§ **Exercise instructions**:
Please restate the civic collaboration text from "Reminders from last" to "would be appreciated.", updating "useful resources" to "helpful resources".

Reminders from last month’s email
  • Collaboration: its benefits are fantastic!
  • Paraphrasing the preamble to the constitution for the USA (develop a paraphrase you would collaborate with)
  • Using physics to discover ethics and collaborate for physics-based ethics--civic morality
  • I will do something to create a record of useful resources. Again, creative or actual help would be appreciated.
Our mailing address is:
A Civic People of the United States
Phil Beaver, Agent
1624 Leycester Drive
Baton Rouge, LA 70808

Wednesday, October 21, 2015

Introducing "A Civic People"

Over the past seventeen months discussions at EBRP libraries led to a theory for collaboration of  and by A Civic People. As indicated in the diagram below, the core activity is physics-based ethics for posterity (children, grandchildren and beyond). Most adults candidly cultivate both civic morality and private pursuits, achieving an over-arching culture of no-harm personal liberty and domestic goodwill--PL&DG. No-harm factional cultures and religions flourish. With practice, more of We the People of the United States understand the need for civic safety and embrace civic morality. This is the first monthly email message with suggestions for civic collaboration.

Help restore civic hope in the USA.
In the title A Civic People of the United States--CPUS--"civic" refers to persons who occupy the same land and lessen alienation. "Civic" distinguishes from "social," which implies preference or choice. Word usage that must be debated, settled, but remain subject to change, to develop this practice. Word usage must not be allowed to limit corroboration; efficiency takes alert talk. CPUS proposes collaboration of and by a civic people to establish both no-harm personal liberty and domestic goodwill--PL&DG--among We the People of the United States.

In this first month, we would like to consider the following subjects to generate online discussion toward collaboration:
1. People with diverse beliefs may establish PL&DG using the following:
a. Candid collaboration that neither yields to nor imposes emotional alienation.
b. Physics-based ethics determines civic morality, with anyone's spiritual morality maintained as a private pursuit.
c. An updated preamble to the constitution for the United States to help a civic people understand what distinguishes them within We the People of the United States and to balance goals.
d. Reference to independent resources to help persons focus on both short-term and long-term viability.
2. Organizational needs.

We may refer participants to essays by title and post date, and the references may be found at the website, promotethepreamble.blogspot.com.

Candid collaboration
      Many of us learned to talk of neither civic morality nor religious doctrine, falsely labeled the forbidden topics: politics and religion. By this convention, we are alienated, so the first requirement for an over-arching culture is to reform to cheerful, candid appreciation of both politics and religion as essentials for domestic goodwill that facilitates personal liberty. We can accomplish this reform by recognizing that civic morality is a common need and religious doctrine is essential to believers, who may be part of A Civic People of the United States by acting for well-being for everyone's lifetime, putting the afterdeath aside for non-believers.
      Perhaps more influential in personal alienation is the will to lie. Lying is commonly used to deceive, avoid, divide, and otherwise to make daily living seem expedited, not recognizing the gradual alienation that is happening. A person cannot express a civic need by lying, and a civic people cannot collaborate using lies. In this practice, there is no emotion, no plan, and no goal beyond establishing the over-arching culture of blunt yet empathic statements.

§ **Information supplied**:
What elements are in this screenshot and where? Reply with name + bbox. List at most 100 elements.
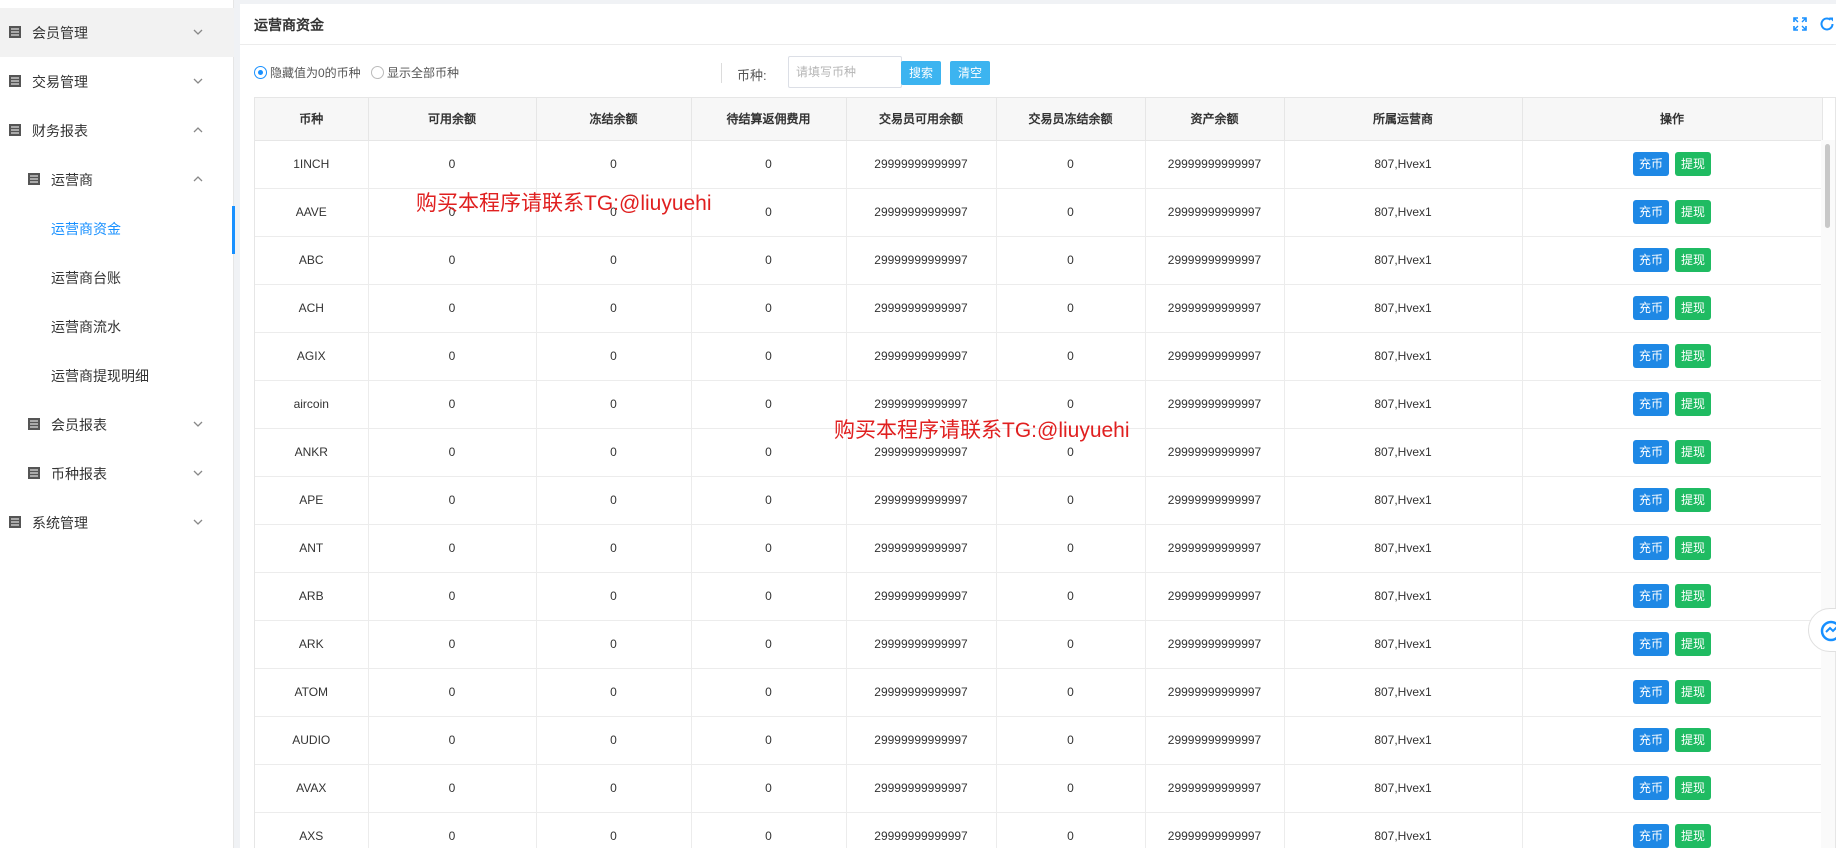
show-all-label: 显示全部币种 (387, 66, 460, 80)
table-row: ARB 0 0 0 29999999999997 0 29999999999997 807,H… (255, 572, 1823, 621)
sidebar-item[interactable]: 运营商 (0, 155, 234, 204)
deposit-button[interactable]: 充币 (1632, 152, 1669, 176)
list-icon (28, 418, 40, 430)
sidebar-item[interactable]: 财务报表 (0, 106, 234, 155)
withdraw-button[interactable]: 提现 (1675, 296, 1712, 320)
table-cell: ANT (255, 524, 369, 573)
list-icon (28, 467, 40, 479)
table-cell: AAVE (255, 188, 369, 237)
table-cell: 0 (536, 476, 692, 525)
deposit-button[interactable]: 充币 (1632, 392, 1669, 416)
sidebar-item[interactable]: 运营商流水 (0, 302, 234, 351)
hide-zero-radio[interactable]: 隐藏值为0的币种 (254, 64, 361, 81)
withdraw-button[interactable]: 提现 (1675, 728, 1712, 752)
refresh-icon[interactable] (1819, 16, 1835, 32)
withdraw-button[interactable]: 提现 (1675, 392, 1712, 416)
withdraw-button[interactable]: 提现 (1675, 536, 1712, 560)
table-cell: 807,Hvex1 (1284, 668, 1523, 717)
sidebar-item-label: 币种报表 (51, 466, 107, 482)
chevron-down-icon (192, 467, 204, 479)
table-cell: 0 (996, 620, 1146, 669)
coin-label: 币种: (737, 68, 767, 83)
withdraw-button[interactable]: 提现 (1675, 152, 1712, 176)
sidebar-item[interactable]: 系统管理 (0, 498, 234, 547)
sidebar-item[interactable]: 交易管理 (0, 57, 234, 106)
table-cell: 29999999999997 (1145, 284, 1285, 333)
deposit-button[interactable]: 充币 (1632, 584, 1669, 608)
deposit-button[interactable]: 充币 (1632, 296, 1669, 320)
show-all-radio[interactable]: 显示全部币种 (371, 64, 459, 81)
table-cell: 29999999999997 (846, 812, 997, 848)
sidebar-item[interactable]: 会员管理 (0, 8, 234, 57)
table-cell: 0 (536, 332, 692, 381)
withdraw-button[interactable]: 提现 (1675, 776, 1712, 800)
table-row: ATOM 0 0 0 29999999999997 0 29999999999997 807,… (255, 668, 1823, 717)
table-cell: 0 (691, 380, 847, 429)
deposit-button[interactable]: 充币 (1632, 824, 1669, 848)
table-cell: 0 (536, 620, 692, 669)
table-cell: 807,Hvex1 (1284, 284, 1523, 333)
actions-cell: 充币 提现 (1522, 332, 1823, 381)
table-cell: 0 (691, 764, 847, 813)
deposit-button[interactable]: 充币 (1632, 344, 1669, 368)
table-cell: 0 (996, 668, 1146, 717)
table-cell: ARB (255, 572, 369, 621)
scroll-thumb[interactable] (1825, 144, 1830, 228)
table-cell: 29999999999997 (1145, 716, 1285, 765)
table-scrollbar[interactable] (1821, 140, 1835, 848)
actions-cell: 充币 提现 (1522, 620, 1823, 669)
table-row: AUDIO 0 0 0 29999999999997 0 29999999999997 807… (255, 716, 1823, 765)
table-cell: 0 (536, 428, 692, 477)
table-cell: ANKR (255, 428, 369, 477)
table-cell: 29999999999997 (1145, 812, 1285, 848)
withdraw-button[interactable]: 提现 (1675, 248, 1712, 272)
sidebar-item-label: 运营商流水 (51, 319, 121, 335)
search-button[interactable]: 搜索 (901, 61, 942, 85)
table-cell: aircoin (255, 380, 369, 429)
withdraw-button[interactable]: 提现 (1675, 824, 1712, 848)
sidebar-item[interactable]: 币种报表 (0, 449, 234, 498)
sidebar-item[interactable]: 运营商台账 (0, 253, 234, 302)
table-cell: 0 (368, 332, 537, 381)
table-cell: 0 (536, 764, 692, 813)
radio-dot (254, 66, 267, 79)
table-cell: 0 (368, 236, 537, 285)
deposit-button[interactable]: 充币 (1632, 536, 1669, 560)
withdraw-button[interactable]: 提现 (1675, 344, 1712, 368)
actions-cell: 充币 提现 (1522, 284, 1823, 333)
coin-search-input[interactable] (788, 56, 902, 88)
deposit-button[interactable]: 充币 (1632, 488, 1669, 512)
withdraw-button[interactable]: 提现 (1675, 488, 1712, 512)
table-cell: 0 (996, 140, 1146, 189)
sidebar-item[interactable]: 运营商提现明细 (0, 351, 234, 400)
sidebar-item[interactable]: 运营商资金 (0, 204, 234, 253)
sidebar-item[interactable]: 会员报表 (0, 400, 234, 449)
clear-button[interactable]: 清空 (950, 61, 991, 85)
table-cell: ABC (255, 236, 369, 285)
deposit-button[interactable]: 充币 (1632, 728, 1669, 752)
actions-cell: 充币 提现 (1522, 812, 1823, 848)
deposit-button[interactable]: 充币 (1632, 440, 1669, 464)
table-row: AXS 0 0 0 29999999999997 0 29999999999997 807,H… (255, 812, 1823, 848)
withdraw-button[interactable]: 提现 (1675, 584, 1712, 608)
withdraw-button[interactable]: 提现 (1675, 632, 1712, 656)
column-header: 待结算返佣费用 (691, 98, 847, 141)
deposit-button[interactable]: 充币 (1632, 248, 1669, 272)
actions-cell: 充币 提现 (1522, 476, 1823, 525)
table-cell: 29999999999997 (1145, 572, 1285, 621)
table-row: APE 0 0 0 29999999999997 0 29999999999997 807,H… (255, 476, 1823, 525)
fullscreen-icon[interactable] (1792, 16, 1808, 32)
table-cell: 0 (368, 476, 537, 525)
withdraw-button[interactable]: 提现 (1675, 680, 1712, 704)
table-cell: 0 (691, 284, 847, 333)
deposit-button[interactable]: 充币 (1632, 680, 1669, 704)
table-cell: 807,Hvex1 (1284, 140, 1523, 189)
deposit-button[interactable]: 充币 (1632, 632, 1669, 656)
deposit-button[interactable]: 充币 (1632, 776, 1669, 800)
deposit-button[interactable]: 充币 (1632, 200, 1669, 224)
sidebar-item-label: 运营商台账 (51, 270, 121, 286)
column-header: 币种 (255, 98, 369, 141)
table-cell: 807,Hvex1 (1284, 380, 1523, 429)
withdraw-button[interactable]: 提现 (1675, 200, 1712, 224)
withdraw-button[interactable]: 提现 (1675, 440, 1712, 464)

§ **Answer**:
Reminders from last month’s email
  • Collaboration: its benefits are fantastic!
  • Paraphrasing the preamble to the constitution for the USA (develop a paraphrase you would collaborate with)
  • Using physics to discover ethics and collaborate for physics-based ethics--civic morality
  • I will do something to create a record of helpful resources. Again, creative or actual help would be appreciated.